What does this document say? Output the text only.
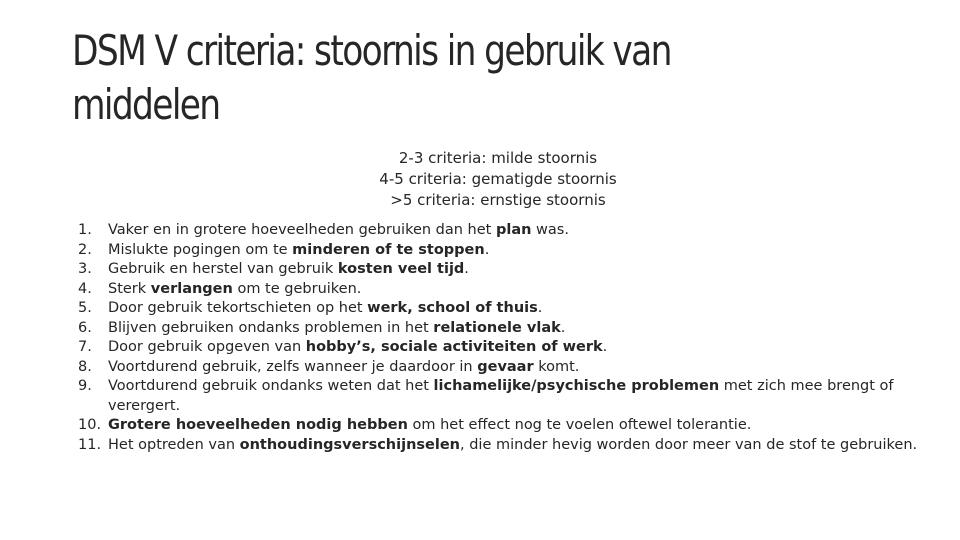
DSM V criteria: stoornis in gebruik van middelen
2-3 criteria: milde stoornis
4-5 criteria: gematigde stoornis
>5 criteria: ernstige stoornis
1.	Vaker en in grotere hoeveelheden gebruiken dan het plan was.
2.	Mislukte pogingen om te minderen of te stoppen.
3.	Gebruik en herstel van gebruik kosten veel tijd.
4.	Sterk verlangen om te gebruiken.
5.	Door gebruik tekortschieten op het werk, school of thuis.
6.	Blijven gebruiken ondanks problemen in het relationele vlak.
7.	Door gebruik opgeven van hobby’s, sociale activiteiten of werk.
8.	Voortdurend gebruik, zelfs wanneer je daardoor in gevaar komt.
9.	Voortdurend gebruik ondanks weten dat het lichamelijke/psychische problemen met zich mee brengt of verergert.
10. Grotere hoeveelheden nodig hebben om het effect nog te voelen oftewel tolerantie.
11. Het optreden van onthoudingsverschijnselen, die minder hevig worden door meer van de stof te gebruiken.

________

What you are asked to do. What is the number of lines in the data holding the word "werk"? Reply with that number only.

The solution. 2